→ **STATED TASK**: Please copy out, unchanged, the stretch of the material below from the line containing "row: dimensions: 344" through the line containing "row: net weight: 62 <box>272", including both of those lines.

Layout region records:
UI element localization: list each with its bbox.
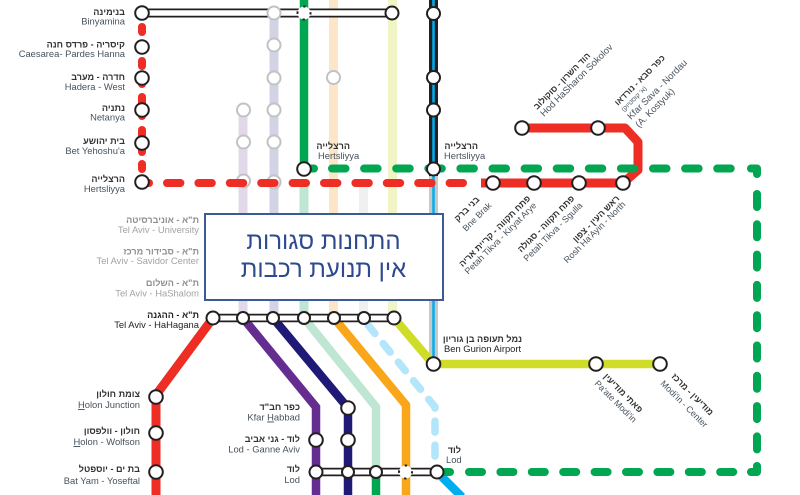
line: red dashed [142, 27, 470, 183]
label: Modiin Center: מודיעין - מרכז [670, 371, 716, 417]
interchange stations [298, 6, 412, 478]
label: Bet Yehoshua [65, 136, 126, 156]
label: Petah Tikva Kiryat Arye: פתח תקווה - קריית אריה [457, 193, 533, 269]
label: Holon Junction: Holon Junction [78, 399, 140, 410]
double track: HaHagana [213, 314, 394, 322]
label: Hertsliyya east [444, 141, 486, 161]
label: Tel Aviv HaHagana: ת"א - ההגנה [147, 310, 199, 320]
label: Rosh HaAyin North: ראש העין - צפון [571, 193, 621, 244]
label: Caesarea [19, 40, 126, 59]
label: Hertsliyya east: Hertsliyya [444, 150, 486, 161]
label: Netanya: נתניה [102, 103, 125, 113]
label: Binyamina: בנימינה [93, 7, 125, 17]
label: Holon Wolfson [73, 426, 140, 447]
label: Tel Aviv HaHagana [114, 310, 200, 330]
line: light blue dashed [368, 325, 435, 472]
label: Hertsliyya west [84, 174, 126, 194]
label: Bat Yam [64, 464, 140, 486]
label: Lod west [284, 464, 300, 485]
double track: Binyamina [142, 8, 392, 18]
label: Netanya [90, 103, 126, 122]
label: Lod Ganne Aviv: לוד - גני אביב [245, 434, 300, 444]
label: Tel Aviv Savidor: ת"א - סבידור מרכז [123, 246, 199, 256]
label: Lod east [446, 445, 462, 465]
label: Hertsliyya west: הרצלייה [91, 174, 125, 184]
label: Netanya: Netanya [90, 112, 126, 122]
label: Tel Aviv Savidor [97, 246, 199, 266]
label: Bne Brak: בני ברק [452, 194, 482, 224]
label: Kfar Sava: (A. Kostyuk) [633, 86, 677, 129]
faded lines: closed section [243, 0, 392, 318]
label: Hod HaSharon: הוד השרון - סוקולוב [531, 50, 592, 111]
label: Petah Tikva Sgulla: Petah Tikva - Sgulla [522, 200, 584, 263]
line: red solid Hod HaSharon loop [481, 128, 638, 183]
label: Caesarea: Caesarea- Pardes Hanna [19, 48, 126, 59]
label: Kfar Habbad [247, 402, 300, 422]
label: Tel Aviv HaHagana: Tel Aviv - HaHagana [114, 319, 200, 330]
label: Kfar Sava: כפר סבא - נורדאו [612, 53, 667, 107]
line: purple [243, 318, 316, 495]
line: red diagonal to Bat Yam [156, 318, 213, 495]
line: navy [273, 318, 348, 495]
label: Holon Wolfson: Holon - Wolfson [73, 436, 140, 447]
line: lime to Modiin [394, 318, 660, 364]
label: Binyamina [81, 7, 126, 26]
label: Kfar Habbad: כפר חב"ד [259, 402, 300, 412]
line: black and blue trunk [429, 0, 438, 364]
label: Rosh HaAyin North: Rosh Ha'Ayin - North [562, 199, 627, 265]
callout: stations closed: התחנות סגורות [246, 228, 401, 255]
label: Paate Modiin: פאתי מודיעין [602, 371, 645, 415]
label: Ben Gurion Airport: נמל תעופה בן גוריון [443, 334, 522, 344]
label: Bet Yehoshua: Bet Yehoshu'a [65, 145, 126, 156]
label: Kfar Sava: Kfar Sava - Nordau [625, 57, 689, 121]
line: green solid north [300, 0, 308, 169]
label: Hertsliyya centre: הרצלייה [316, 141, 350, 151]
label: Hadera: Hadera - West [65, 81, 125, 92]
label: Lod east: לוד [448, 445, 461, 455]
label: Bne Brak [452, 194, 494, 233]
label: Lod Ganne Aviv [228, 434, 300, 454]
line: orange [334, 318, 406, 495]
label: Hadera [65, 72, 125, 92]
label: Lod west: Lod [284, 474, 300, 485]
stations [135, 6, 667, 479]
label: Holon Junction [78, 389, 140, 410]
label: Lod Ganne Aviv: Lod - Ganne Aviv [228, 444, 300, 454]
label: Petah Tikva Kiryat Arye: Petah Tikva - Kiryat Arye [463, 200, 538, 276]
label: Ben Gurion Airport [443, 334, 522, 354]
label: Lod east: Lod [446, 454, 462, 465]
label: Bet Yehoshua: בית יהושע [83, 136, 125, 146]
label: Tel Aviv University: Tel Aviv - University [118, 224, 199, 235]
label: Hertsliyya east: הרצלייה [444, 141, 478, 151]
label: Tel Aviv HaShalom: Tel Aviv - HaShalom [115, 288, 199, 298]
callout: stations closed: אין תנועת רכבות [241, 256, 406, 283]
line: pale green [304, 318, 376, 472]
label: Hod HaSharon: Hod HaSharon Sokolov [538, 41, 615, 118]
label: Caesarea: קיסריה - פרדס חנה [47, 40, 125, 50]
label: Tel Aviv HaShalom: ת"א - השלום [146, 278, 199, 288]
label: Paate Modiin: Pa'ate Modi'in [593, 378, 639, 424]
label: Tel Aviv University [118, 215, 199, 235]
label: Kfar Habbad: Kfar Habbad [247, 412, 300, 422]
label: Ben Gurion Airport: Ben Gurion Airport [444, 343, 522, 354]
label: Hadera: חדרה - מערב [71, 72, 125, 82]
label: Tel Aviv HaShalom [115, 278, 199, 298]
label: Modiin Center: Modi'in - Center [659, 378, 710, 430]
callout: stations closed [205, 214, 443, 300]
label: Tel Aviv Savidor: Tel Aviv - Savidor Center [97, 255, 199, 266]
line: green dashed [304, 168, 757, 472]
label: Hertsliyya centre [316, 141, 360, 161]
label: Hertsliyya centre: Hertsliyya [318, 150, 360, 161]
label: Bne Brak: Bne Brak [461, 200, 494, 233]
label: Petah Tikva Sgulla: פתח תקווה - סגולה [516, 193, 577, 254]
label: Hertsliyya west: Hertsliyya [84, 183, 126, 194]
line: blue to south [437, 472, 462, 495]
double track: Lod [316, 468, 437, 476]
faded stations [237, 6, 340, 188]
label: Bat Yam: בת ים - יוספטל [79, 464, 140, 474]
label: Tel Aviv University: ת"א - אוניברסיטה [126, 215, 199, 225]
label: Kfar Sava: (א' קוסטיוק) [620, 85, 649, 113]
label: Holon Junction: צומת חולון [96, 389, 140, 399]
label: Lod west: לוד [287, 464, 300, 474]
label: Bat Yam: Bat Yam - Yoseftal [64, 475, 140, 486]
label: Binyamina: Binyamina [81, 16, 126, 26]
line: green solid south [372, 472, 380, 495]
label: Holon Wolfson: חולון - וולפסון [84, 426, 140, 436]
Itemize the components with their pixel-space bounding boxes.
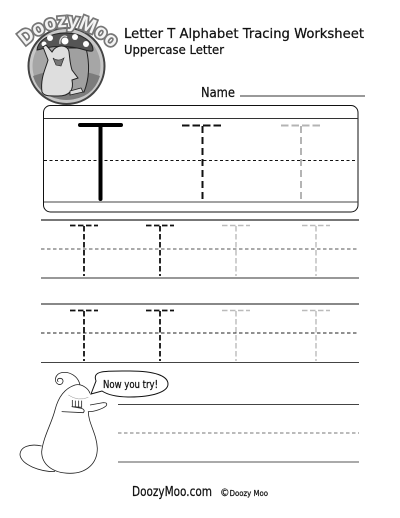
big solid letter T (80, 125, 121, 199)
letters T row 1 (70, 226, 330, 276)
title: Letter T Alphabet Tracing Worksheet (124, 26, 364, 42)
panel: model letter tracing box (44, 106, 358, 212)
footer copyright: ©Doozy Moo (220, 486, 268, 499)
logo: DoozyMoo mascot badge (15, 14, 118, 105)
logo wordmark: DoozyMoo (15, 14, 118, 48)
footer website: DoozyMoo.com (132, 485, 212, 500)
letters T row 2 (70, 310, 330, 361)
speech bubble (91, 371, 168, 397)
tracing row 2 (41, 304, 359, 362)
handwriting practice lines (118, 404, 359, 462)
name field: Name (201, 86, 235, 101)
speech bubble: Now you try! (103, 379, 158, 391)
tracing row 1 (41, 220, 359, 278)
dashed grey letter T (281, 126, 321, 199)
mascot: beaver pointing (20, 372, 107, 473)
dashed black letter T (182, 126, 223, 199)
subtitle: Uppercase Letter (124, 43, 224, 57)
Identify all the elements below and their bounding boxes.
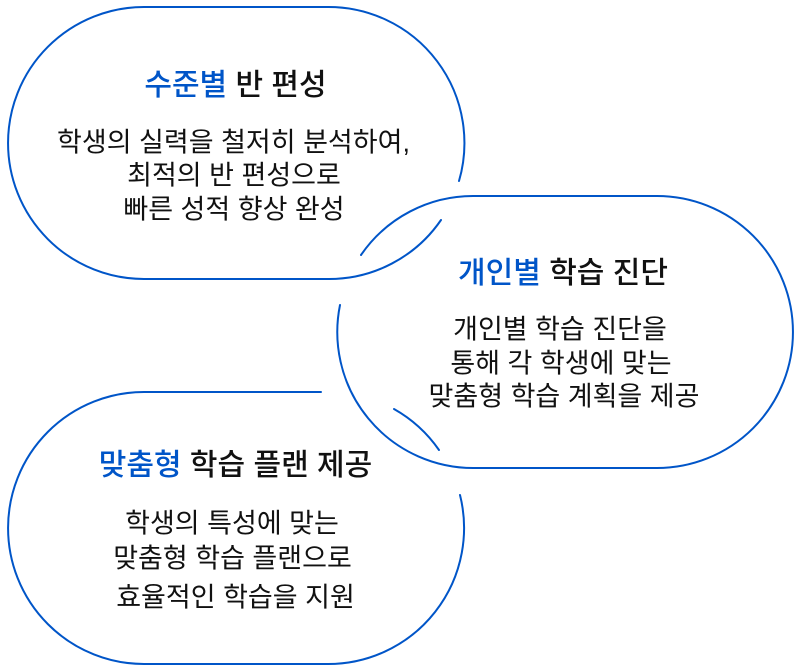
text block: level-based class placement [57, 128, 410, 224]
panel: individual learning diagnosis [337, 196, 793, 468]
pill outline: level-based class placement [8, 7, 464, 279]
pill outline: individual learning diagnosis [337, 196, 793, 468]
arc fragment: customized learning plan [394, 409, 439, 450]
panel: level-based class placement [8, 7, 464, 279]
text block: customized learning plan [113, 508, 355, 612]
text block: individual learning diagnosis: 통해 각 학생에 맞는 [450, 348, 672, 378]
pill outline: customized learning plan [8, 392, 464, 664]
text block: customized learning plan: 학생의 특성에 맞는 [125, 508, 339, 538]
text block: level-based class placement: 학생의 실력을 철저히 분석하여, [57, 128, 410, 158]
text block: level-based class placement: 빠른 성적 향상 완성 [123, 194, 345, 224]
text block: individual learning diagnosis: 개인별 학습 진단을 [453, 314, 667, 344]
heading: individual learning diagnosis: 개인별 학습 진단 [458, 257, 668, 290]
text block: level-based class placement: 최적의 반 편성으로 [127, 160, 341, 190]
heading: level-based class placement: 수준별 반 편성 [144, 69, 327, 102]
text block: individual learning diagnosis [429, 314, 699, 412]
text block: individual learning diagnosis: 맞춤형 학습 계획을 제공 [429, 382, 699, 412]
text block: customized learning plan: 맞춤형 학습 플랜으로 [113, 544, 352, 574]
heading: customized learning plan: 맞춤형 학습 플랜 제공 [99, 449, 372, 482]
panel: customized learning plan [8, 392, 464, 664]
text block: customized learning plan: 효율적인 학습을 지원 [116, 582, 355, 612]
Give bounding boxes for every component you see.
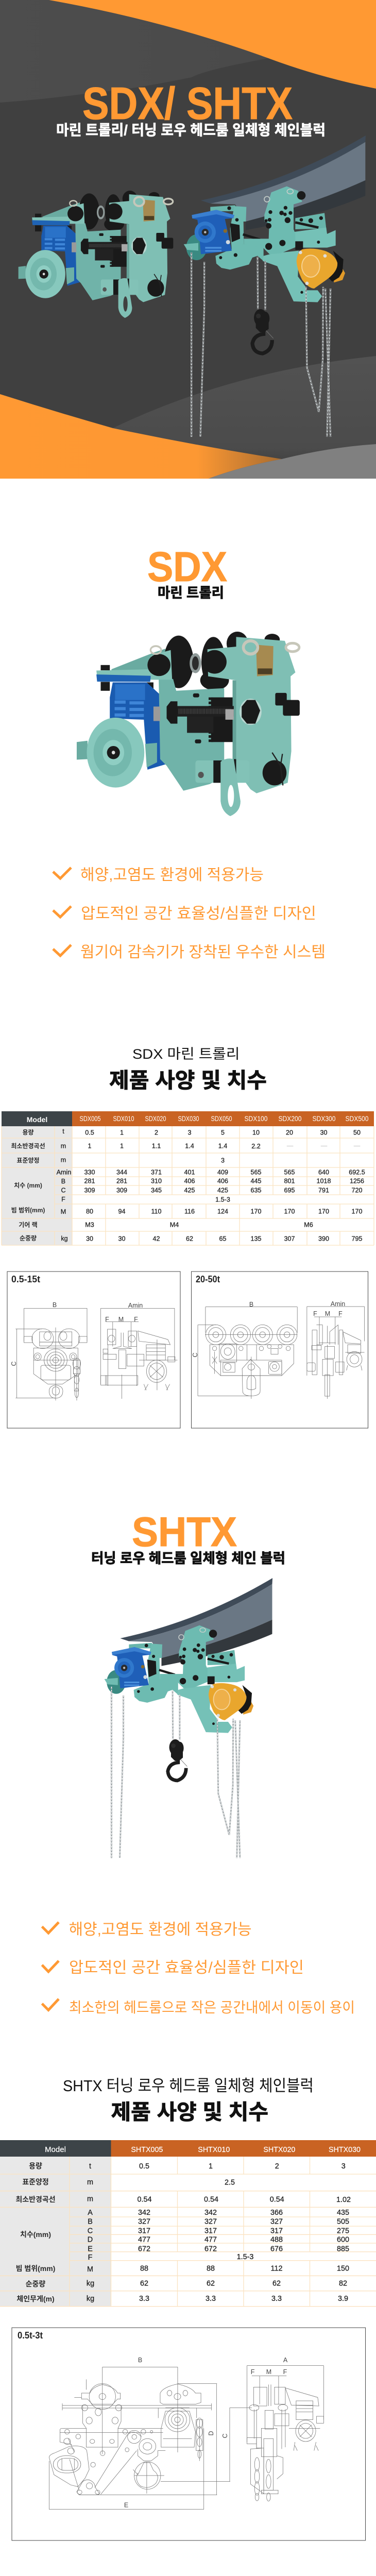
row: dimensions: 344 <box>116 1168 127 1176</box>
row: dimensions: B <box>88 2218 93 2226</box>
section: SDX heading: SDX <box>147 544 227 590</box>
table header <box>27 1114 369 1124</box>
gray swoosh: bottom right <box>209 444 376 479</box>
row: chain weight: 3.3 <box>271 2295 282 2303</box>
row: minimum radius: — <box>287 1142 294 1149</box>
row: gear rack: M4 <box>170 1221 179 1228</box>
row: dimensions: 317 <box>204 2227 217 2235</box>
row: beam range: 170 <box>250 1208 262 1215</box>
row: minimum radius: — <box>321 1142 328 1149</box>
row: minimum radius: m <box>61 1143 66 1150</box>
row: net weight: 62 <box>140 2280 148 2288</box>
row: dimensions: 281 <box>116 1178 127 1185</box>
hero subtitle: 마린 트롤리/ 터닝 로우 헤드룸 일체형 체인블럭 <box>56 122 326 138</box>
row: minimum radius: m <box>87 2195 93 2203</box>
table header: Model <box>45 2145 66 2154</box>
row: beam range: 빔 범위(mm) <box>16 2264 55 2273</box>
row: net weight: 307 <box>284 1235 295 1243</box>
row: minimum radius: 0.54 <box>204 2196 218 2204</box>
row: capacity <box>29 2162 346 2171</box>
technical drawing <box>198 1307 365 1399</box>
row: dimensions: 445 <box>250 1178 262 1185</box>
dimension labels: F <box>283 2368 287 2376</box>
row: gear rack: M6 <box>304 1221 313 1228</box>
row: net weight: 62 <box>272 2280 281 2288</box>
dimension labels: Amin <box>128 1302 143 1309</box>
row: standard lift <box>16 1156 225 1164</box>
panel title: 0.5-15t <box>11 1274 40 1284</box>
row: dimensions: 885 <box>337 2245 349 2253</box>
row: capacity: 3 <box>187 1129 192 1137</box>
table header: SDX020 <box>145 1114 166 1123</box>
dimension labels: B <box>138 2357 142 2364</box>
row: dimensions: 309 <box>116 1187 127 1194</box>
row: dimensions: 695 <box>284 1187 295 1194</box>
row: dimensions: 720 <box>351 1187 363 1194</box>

→ **WRITTEN ANSWER**:
row: dimensions: 344 <box>116 1168 127 1176</box>
row: dimensions: B <box>88 2218 93 2226</box>
section: SDX heading: SDX <box>147 544 227 590</box>
table header <box>27 1114 369 1124</box>
gray swoosh: bottom right <box>209 444 376 479</box>
row: chain weight: 3.3 <box>271 2295 282 2303</box>
row: minimum radius: — <box>287 1142 294 1149</box>
row: gear rack: M4 <box>170 1221 179 1228</box>
row: dimensions: 317 <box>204 2227 217 2235</box>
row: beam range: 170 <box>250 1208 262 1215</box>
row: minimum radius: — <box>321 1142 328 1149</box>
row: minimum radius: m <box>61 1143 66 1150</box>
row: net weight: 62 <box>140 2280 148 2288</box>
row: dimensions: 281 <box>116 1178 127 1185</box>
hero subtitle: 마린 트롤리/ 터닝 로우 헤드룸 일체형 체인블럭 <box>56 122 326 138</box>
row: minimum radius: m <box>87 2195 93 2203</box>
table header: Model <box>45 2145 66 2154</box>
row: beam range: 빔 범위(mm) <box>16 2264 55 2273</box>
row: net weight: 307 <box>284 1235 295 1243</box>
row: minimum radius: 0.54 <box>204 2196 218 2204</box>
row: capacity <box>29 2162 346 2171</box>
technical drawing <box>198 1307 365 1399</box>
row: dimensions: 445 <box>250 1178 262 1185</box>
dimension labels: F <box>283 2368 287 2376</box>
row: gear rack: M6 <box>304 1221 313 1228</box>
row: net weight: 62 <box>272 2280 281 2288</box>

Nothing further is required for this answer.